§ EXTRACTED INFORMATION
┌──

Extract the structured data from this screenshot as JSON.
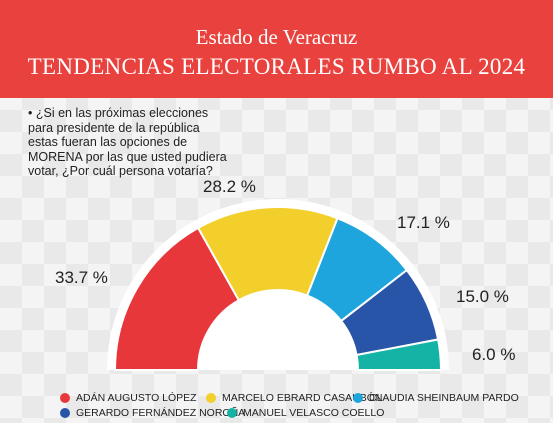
{
  "header": {
    "line1": "Estado de Veracruz",
    "line2": "TENDENCIAS ELECTORALES RUMBO AL 2024"
  },
  "question": "• ¿Si en las próximas elecciones\npara  presidente de la república\nestas fueran las opciones de\nMORENA por las que usted pudiera\nvotar, ¿Por cuál persona  votaría?",
  "colors": {
    "red": "#e8373a",
    "yellow": "#f2cf2a",
    "light_blue": "#1ea5de",
    "dark_blue": "#2855a8",
    "teal": "#15b3a5",
    "banner": "#e9423e"
  },
  "chart_data": {
    "type": "pie",
    "variant": "semicircle-donut",
    "slices": [
      {
        "label": "ADÁN AUGUSTO LÓPEZ",
        "value": 33.7,
        "value_label": "33.7 %",
        "color": "#e8373a"
      },
      {
        "label": "MARCELO EBRARD CASAUBÓN",
        "value": 28.2,
        "value_label": "28.2 %",
        "color": "#f2cf2a"
      },
      {
        "label": "CLAUDIA SHEINBAUM PARDO",
        "value": 17.1,
        "value_label": "17.1 %",
        "color": "#1ea5de"
      },
      {
        "label": "GERARDO FERNÁNDEZ NOROÑA",
        "value": 15.0,
        "value_label": "15.0 %",
        "color": "#2855a8"
      },
      {
        "label": "MANUEL VELASCO COELLO",
        "value": 6.0,
        "value_label": "6.0 %",
        "color": "#15b3a5"
      }
    ],
    "legend_position": "bottom"
  }
}
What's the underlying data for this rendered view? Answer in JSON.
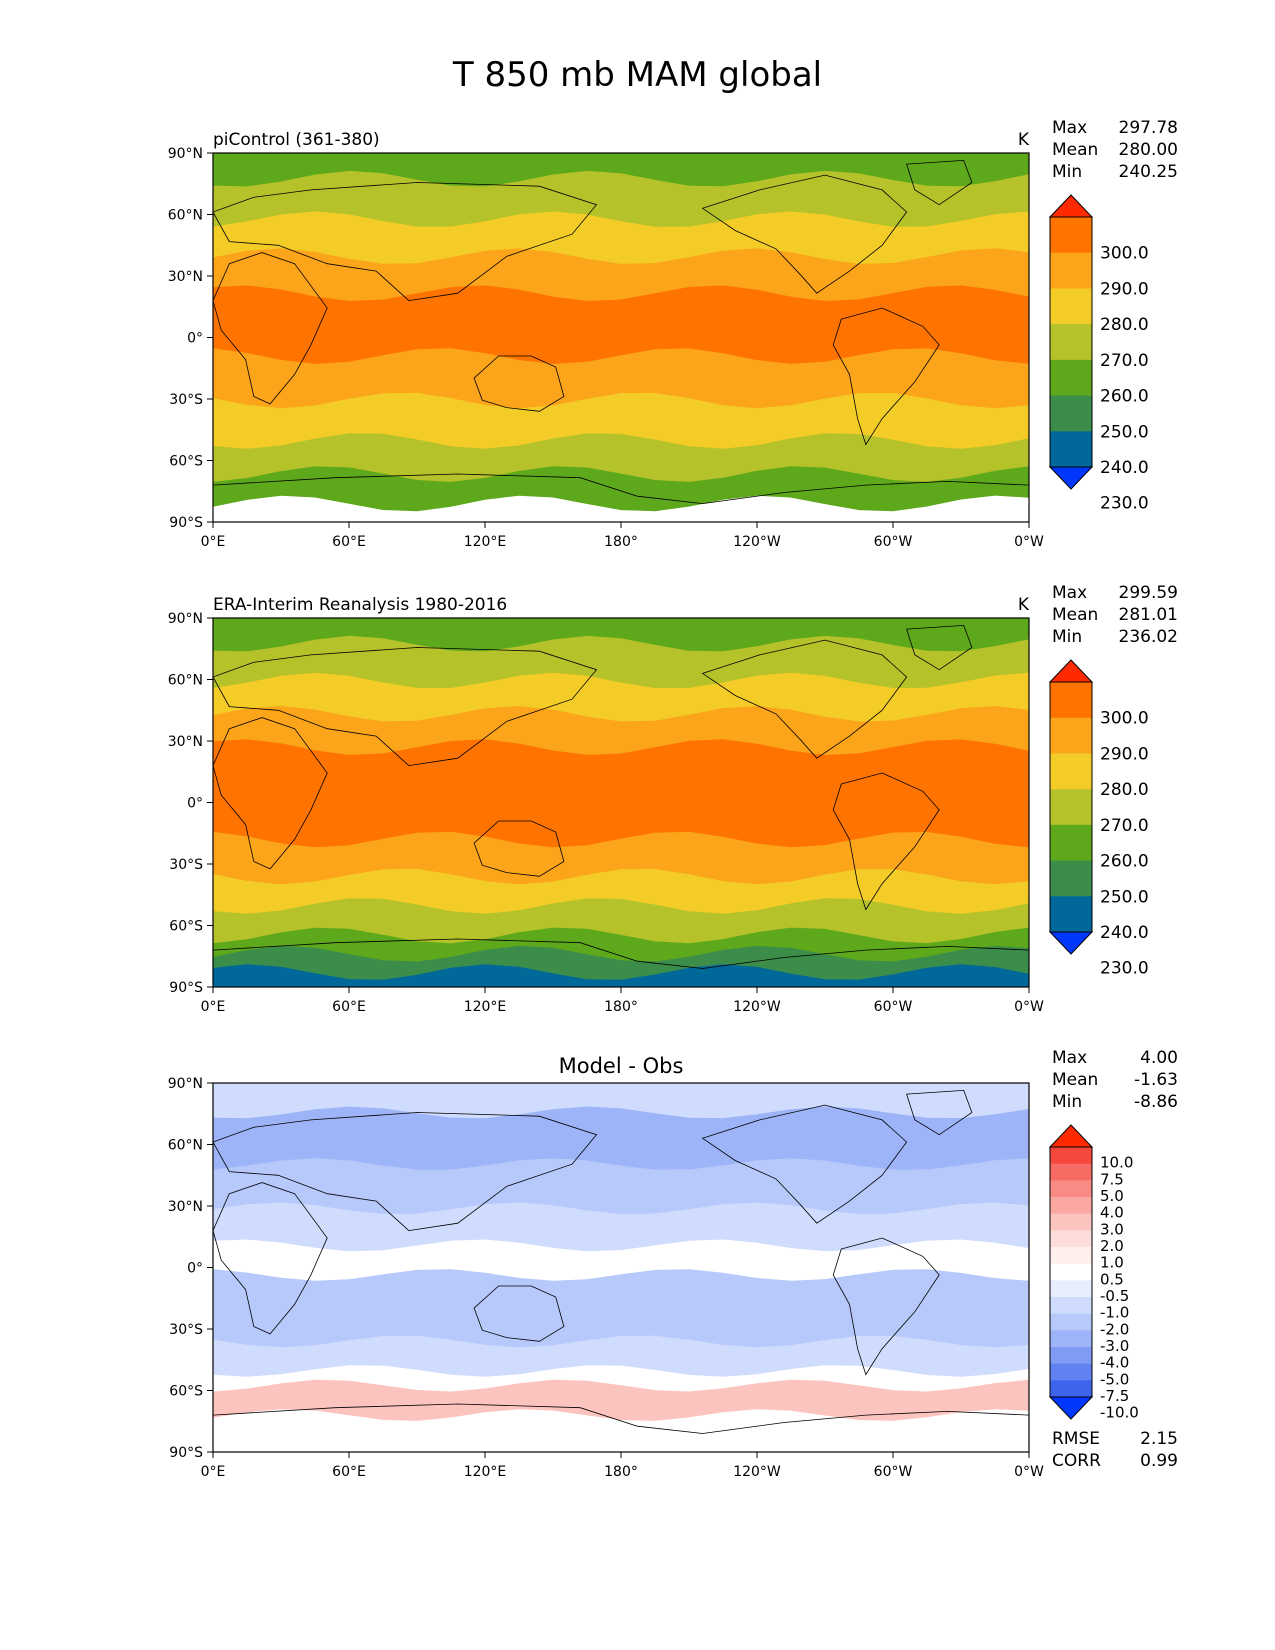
{
  "figure": {
    "title": "T 850 mb MAM global"
  },
  "axes": {
    "lat_ticks": [
      "90°N",
      "60°N",
      "30°N",
      "0°",
      "30°S",
      "60°S",
      "90°S"
    ],
    "lon_ticks": [
      "0°E",
      "60°E",
      "120°E",
      "180°",
      "120°W",
      "60°W",
      "0°W"
    ]
  },
  "panels": [
    {
      "title": "piControl (361-380)",
      "units": "K",
      "stats": [
        {
          "label": "Max",
          "value": "297.78"
        },
        {
          "label": "Mean",
          "value": "280.00"
        },
        {
          "label": "Min",
          "value": "240.25"
        }
      ],
      "colorbar": {
        "labels": [
          "300.0",
          "290.0",
          "280.0",
          "270.0",
          "260.0",
          "250.0",
          "240.0",
          "230.0"
        ],
        "colors": [
          "#ff2a00",
          "#ff7300",
          "#fca41a",
          "#f3cc27",
          "#b5c22a",
          "#5ea81c",
          "#3c8d4a",
          "#00699a",
          "#0037ff"
        ]
      }
    },
    {
      "title": "ERA-Interim Reanalysis 1980-2016",
      "units": "K",
      "stats": [
        {
          "label": "Max",
          "value": "299.59"
        },
        {
          "label": "Mean",
          "value": "281.01"
        },
        {
          "label": "Min",
          "value": "236.02"
        }
      ],
      "colorbar": {
        "labels": [
          "300.0",
          "290.0",
          "280.0",
          "270.0",
          "260.0",
          "250.0",
          "240.0",
          "230.0"
        ],
        "colors": [
          "#ff2a00",
          "#ff7300",
          "#fca41a",
          "#f3cc27",
          "#b5c22a",
          "#5ea81c",
          "#3c8d4a",
          "#00699a",
          "#0037ff"
        ]
      }
    },
    {
      "title": "Model - Obs",
      "units": "",
      "stats": [
        {
          "label": "Max",
          "value": "4.00"
        },
        {
          "label": "Mean",
          "value": "-1.63"
        },
        {
          "label": "Min",
          "value": "-8.86"
        }
      ],
      "colorbar": {
        "labels": [
          "10.0",
          "7.5",
          "5.0",
          "4.0",
          "3.0",
          "2.0",
          "1.0",
          "0.5",
          "-0.5",
          "-1.0",
          "-2.0",
          "-3.0",
          "-4.0",
          "-5.0",
          "-7.5",
          "-10.0"
        ],
        "colors": [
          "#ff2a00",
          "#f5473c",
          "#f76b65",
          "#f98b84",
          "#fba8a2",
          "#fcc4bf",
          "#fddcd9",
          "#fff0ee",
          "#ffffff",
          "#e8eefe",
          "#cfdcfd",
          "#b7c9fb",
          "#9db4f8",
          "#7f9bf4",
          "#5f82f0",
          "#3f64ec",
          "#0037ff"
        ]
      },
      "metrics": [
        {
          "label": "RMSE",
          "value": "2.15"
        },
        {
          "label": "CORR",
          "value": "0.99"
        }
      ]
    }
  ],
  "colors": {
    "land_outline": "#000000",
    "missing": "#ffffff"
  }
}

└──

§ WHAT IS REQUIRED
Output all of the data exactly as it stands, minus any images.

§ CORRECT ANSWER
Extract the structured data from this screenshot as JSON.
{
  "header": {
    "line1": "Estado de Veracruz",
    "line2": "TENDENCIAS ELECTORALES RUMBO AL 2024"
  },
  "question": "• ¿Si en las próximas elecciones\npara  presidente de la república\nestas fueran las opciones de\nMORENA por las que usted pudiera\nvotar, ¿Por cuál persona  votaría?",
  "colors": {
    "red": "#e8373a",
    "yellow": "#f2cf2a",
    "light_blue": "#1ea5de",
    "dark_blue": "#2855a8",
    "teal": "#15b3a5",
    "banner": "#e9423e"
  },
  "chart_data": {
    "type": "pie",
    "variant": "semicircle-donut",
    "slices": [
      {
        "label": "ADÁN AUGUSTO LÓPEZ",
        "value": 33.7,
        "value_label": "33.7 %",
        "color": "#e8373a"
      },
      {
        "label": "MARCELO EBRARD CASAUBÓN",
        "value": 28.2,
        "value_label": "28.2 %",
        "color": "#f2cf2a"
      },
      {
        "label": "CLAUDIA SHEINBAUM PARDO",
        "value": 17.1,
        "value_label": "17.1 %",
        "color": "#1ea5de"
      },
      {
        "label": "GERARDO FERNÁNDEZ NOROÑA",
        "value": 15.0,
        "value_label": "15.0 %",
        "color": "#2855a8"
      },
      {
        "label": "MANUEL VELASCO COELLO",
        "value": 6.0,
        "value_label": "6.0 %",
        "color": "#15b3a5"
      }
    ],
    "legend_position": "bottom"
  }
}
What's the underlying data for this rendered view? Answer in JSON.
{
  "figure": {
    "title": "T 850 mb MAM global"
  },
  "axes": {
    "lat_ticks": [
      "90°N",
      "60°N",
      "30°N",
      "0°",
      "30°S",
      "60°S",
      "90°S"
    ],
    "lon_ticks": [
      "0°E",
      "60°E",
      "120°E",
      "180°",
      "120°W",
      "60°W",
      "0°W"
    ]
  },
  "panels": [
    {
      "title": "piControl (361-380)",
      "units": "K",
      "stats": [
        {
          "label": "Max",
          "value": "297.78"
        },
        {
          "label": "Mean",
          "value": "280.00"
        },
        {
          "label": "Min",
          "value": "240.25"
        }
      ],
      "colorbar": {
        "labels": [
          "300.0",
          "290.0",
          "280.0",
          "270.0",
          "260.0",
          "250.0",
          "240.0",
          "230.0"
        ],
        "colors": [
          "#ff2a00",
          "#ff7300",
          "#fca41a",
          "#f3cc27",
          "#b5c22a",
          "#5ea81c",
          "#3c8d4a",
          "#00699a",
          "#0037ff"
        ]
      }
    },
    {
      "title": "ERA-Interim Reanalysis 1980-2016",
      "units": "K",
      "stats": [
        {
          "label": "Max",
          "value": "299.59"
        },
        {
          "label": "Mean",
          "value": "281.01"
        },
        {
          "label": "Min",
          "value": "236.02"
        }
      ],
      "colorbar": {
        "labels": [
          "300.0",
          "290.0",
          "280.0",
          "270.0",
          "260.0",
          "250.0",
          "240.0",
          "230.0"
        ],
        "colors": [
          "#ff2a00",
          "#ff7300",
          "#fca41a",
          "#f3cc27",
          "#b5c22a",
          "#5ea81c",
          "#3c8d4a",
          "#00699a",
          "#0037ff"
        ]
      }
    },
    {
      "title": "Model - Obs",
      "units": "",
      "stats": [
        {
          "label": "Max",
          "value": "4.00"
        },
        {
          "label": "Mean",
          "value": "-1.63"
        },
        {
          "label": "Min",
          "value": "-8.86"
        }
      ],
      "colorbar": {
        "labels": [
          "10.0",
          "7.5",
          "5.0",
          "4.0",
          "3.0",
          "2.0",
          "1.0",
          "0.5",
          "-0.5",
          "-1.0",
          "-2.0",
          "-3.0",
          "-4.0",
          "-5.0",
          "-7.5",
          "-10.0"
        ],
        "colors": [
          "#ff2a00",
          "#f5473c",
          "#f76b65",
          "#f98b84",
          "#fba8a2",
          "#fcc4bf",
          "#fddcd9",
          "#fff0ee",
          "#ffffff",
          "#e8eefe",
          "#cfdcfd",
          "#b7c9fb",
          "#9db4f8",
          "#7f9bf4",
          "#5f82f0",
          "#3f64ec",
          "#0037ff"
        ]
      },
      "metrics": [
        {
          "label": "RMSE",
          "value": "2.15"
        },
        {
          "label": "CORR",
          "value": "0.99"
        }
      ]
    }
  ],
  "colors": {
    "land_outline": "#000000",
    "missing": "#ffffff"
  }
}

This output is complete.